──────── EXERCISE MATERIALS ────────

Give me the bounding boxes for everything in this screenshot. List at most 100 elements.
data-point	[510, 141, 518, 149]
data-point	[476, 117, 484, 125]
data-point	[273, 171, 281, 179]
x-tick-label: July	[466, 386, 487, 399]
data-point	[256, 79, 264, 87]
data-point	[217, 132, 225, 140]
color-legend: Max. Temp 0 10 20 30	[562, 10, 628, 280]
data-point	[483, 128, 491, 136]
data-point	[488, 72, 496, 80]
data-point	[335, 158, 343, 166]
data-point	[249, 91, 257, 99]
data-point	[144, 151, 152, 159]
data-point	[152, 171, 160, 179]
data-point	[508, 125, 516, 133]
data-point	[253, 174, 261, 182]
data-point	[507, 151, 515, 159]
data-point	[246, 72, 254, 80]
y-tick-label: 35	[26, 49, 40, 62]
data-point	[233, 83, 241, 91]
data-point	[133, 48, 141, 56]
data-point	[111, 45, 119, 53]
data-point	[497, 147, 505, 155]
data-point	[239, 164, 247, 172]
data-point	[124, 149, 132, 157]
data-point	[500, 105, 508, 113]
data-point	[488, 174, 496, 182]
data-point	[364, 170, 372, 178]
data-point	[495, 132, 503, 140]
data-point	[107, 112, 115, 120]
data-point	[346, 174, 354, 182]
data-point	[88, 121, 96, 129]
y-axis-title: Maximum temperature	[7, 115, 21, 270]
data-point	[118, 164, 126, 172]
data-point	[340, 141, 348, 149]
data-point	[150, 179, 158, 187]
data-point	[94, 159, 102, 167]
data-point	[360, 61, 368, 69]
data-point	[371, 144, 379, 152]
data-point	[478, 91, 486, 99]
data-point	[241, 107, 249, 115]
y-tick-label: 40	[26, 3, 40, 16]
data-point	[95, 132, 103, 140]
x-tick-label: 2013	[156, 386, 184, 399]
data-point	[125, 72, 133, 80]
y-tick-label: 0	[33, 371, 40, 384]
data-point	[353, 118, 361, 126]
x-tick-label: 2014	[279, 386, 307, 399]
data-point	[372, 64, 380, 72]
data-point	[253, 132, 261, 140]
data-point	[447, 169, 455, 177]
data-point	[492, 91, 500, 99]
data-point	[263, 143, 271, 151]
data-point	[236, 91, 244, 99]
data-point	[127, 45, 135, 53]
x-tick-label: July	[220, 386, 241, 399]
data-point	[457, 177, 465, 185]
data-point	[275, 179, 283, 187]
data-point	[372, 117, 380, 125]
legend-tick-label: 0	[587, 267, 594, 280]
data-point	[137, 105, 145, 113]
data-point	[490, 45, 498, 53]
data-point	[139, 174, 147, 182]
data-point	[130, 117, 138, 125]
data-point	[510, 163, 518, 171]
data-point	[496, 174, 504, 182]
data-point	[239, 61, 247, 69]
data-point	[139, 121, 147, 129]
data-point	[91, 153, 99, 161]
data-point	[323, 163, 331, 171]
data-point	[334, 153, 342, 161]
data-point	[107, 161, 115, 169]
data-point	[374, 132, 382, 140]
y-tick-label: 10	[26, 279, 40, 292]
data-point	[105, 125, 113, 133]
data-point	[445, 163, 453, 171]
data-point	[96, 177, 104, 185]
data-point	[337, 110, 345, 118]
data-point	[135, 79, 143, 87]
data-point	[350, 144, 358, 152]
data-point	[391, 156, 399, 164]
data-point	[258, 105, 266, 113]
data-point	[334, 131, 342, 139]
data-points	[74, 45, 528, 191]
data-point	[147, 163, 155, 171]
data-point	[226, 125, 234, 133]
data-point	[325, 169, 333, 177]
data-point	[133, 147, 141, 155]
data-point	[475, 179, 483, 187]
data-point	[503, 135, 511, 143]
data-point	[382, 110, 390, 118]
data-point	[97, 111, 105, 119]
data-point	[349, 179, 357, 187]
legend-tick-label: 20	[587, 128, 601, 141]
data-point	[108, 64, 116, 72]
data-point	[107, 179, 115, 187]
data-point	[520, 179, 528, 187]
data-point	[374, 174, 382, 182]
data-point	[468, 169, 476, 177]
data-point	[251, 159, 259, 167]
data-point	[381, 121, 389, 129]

────────

=== GOAL ===
Reproduce the material above line for line, renaming "Maximum temperature" to "Daily maximum temperature" and leaving everything else unchanged.

=== OUTPUT OF THE TASK ===
Give me the bounding boxes for everything in this screenshot. List at most 100 elements.
data-point	[510, 141, 518, 149]
data-point	[476, 117, 484, 125]
data-point	[273, 171, 281, 179]
x-tick-label: July	[466, 386, 487, 399]
data-point	[256, 79, 264, 87]
data-point	[217, 132, 225, 140]
color-legend: Max. Temp 0 10 20 30	[562, 10, 628, 280]
data-point	[483, 128, 491, 136]
data-point	[488, 72, 496, 80]
data-point	[335, 158, 343, 166]
data-point	[249, 91, 257, 99]
data-point	[144, 151, 152, 159]
data-point	[152, 171, 160, 179]
data-point	[508, 125, 516, 133]
data-point	[253, 174, 261, 182]
data-point	[507, 151, 515, 159]
data-point	[246, 72, 254, 80]
y-tick-label: 35	[26, 49, 40, 62]
data-point	[233, 83, 241, 91]
data-point	[133, 48, 141, 56]
data-point	[111, 45, 119, 53]
data-point	[497, 147, 505, 155]
data-point	[239, 164, 247, 172]
data-point	[124, 149, 132, 157]
data-point	[500, 105, 508, 113]
data-point	[488, 174, 496, 182]
data-point	[364, 170, 372, 178]
data-point	[495, 132, 503, 140]
data-point	[107, 112, 115, 120]
data-point	[346, 174, 354, 182]
data-point	[88, 121, 96, 129]
y-axis-title: Daily maximum temperature	[7, 115, 21, 270]
data-point	[118, 164, 126, 172]
data-point	[340, 141, 348, 149]
data-point	[150, 179, 158, 187]
data-point	[94, 159, 102, 167]
data-point	[360, 61, 368, 69]
data-point	[371, 144, 379, 152]
data-point	[478, 91, 486, 99]
data-point	[241, 107, 249, 115]
y-tick-label: 40	[26, 3, 40, 16]
data-point	[95, 132, 103, 140]
x-tick-label: 2013	[156, 386, 184, 399]
data-point	[125, 72, 133, 80]
y-tick-label: 0	[33, 371, 40, 384]
data-point	[353, 118, 361, 126]
x-tick-label: 2014	[279, 386, 307, 399]
data-point	[372, 64, 380, 72]
data-point	[253, 132, 261, 140]
data-point	[447, 169, 455, 177]
data-point	[492, 91, 500, 99]
data-point	[263, 143, 271, 151]
data-point	[236, 91, 244, 99]
data-point	[127, 45, 135, 53]
x-tick-label: July	[220, 386, 241, 399]
data-point	[457, 177, 465, 185]
data-point	[275, 179, 283, 187]
data-point	[372, 117, 380, 125]
legend-tick-label: 0	[587, 267, 594, 280]
data-point	[137, 105, 145, 113]
data-point	[490, 45, 498, 53]
data-point	[139, 174, 147, 182]
data-point	[130, 117, 138, 125]
data-point	[510, 163, 518, 171]
data-point	[496, 174, 504, 182]
data-point	[239, 61, 247, 69]
data-point	[139, 121, 147, 129]
data-point	[91, 153, 99, 161]
data-point	[323, 163, 331, 171]
data-point	[334, 153, 342, 161]
data-point	[107, 161, 115, 169]
data-point	[374, 132, 382, 140]
y-tick-label: 10	[26, 279, 40, 292]
data-point	[105, 125, 113, 133]
data-point	[445, 163, 453, 171]
data-point	[96, 177, 104, 185]
data-point	[337, 110, 345, 118]
data-point	[135, 79, 143, 87]
data-point	[350, 144, 358, 152]
data-point	[391, 156, 399, 164]
data-point	[258, 105, 266, 113]
data-point	[334, 131, 342, 139]
data-points	[74, 45, 528, 191]
data-point	[147, 163, 155, 171]
data-point	[226, 125, 234, 133]
data-point	[325, 169, 333, 177]
data-point	[133, 147, 141, 155]
data-point	[475, 179, 483, 187]
data-point	[503, 135, 511, 143]
data-point	[382, 110, 390, 118]
data-point	[97, 111, 105, 119]
data-point	[349, 179, 357, 187]
legend-tick-label: 20	[587, 128, 601, 141]
data-point	[108, 64, 116, 72]
data-point	[107, 179, 115, 187]
data-point	[520, 179, 528, 187]
data-point	[374, 174, 382, 182]
data-point	[468, 169, 476, 177]
data-point	[251, 159, 259, 167]
data-point	[381, 121, 389, 129]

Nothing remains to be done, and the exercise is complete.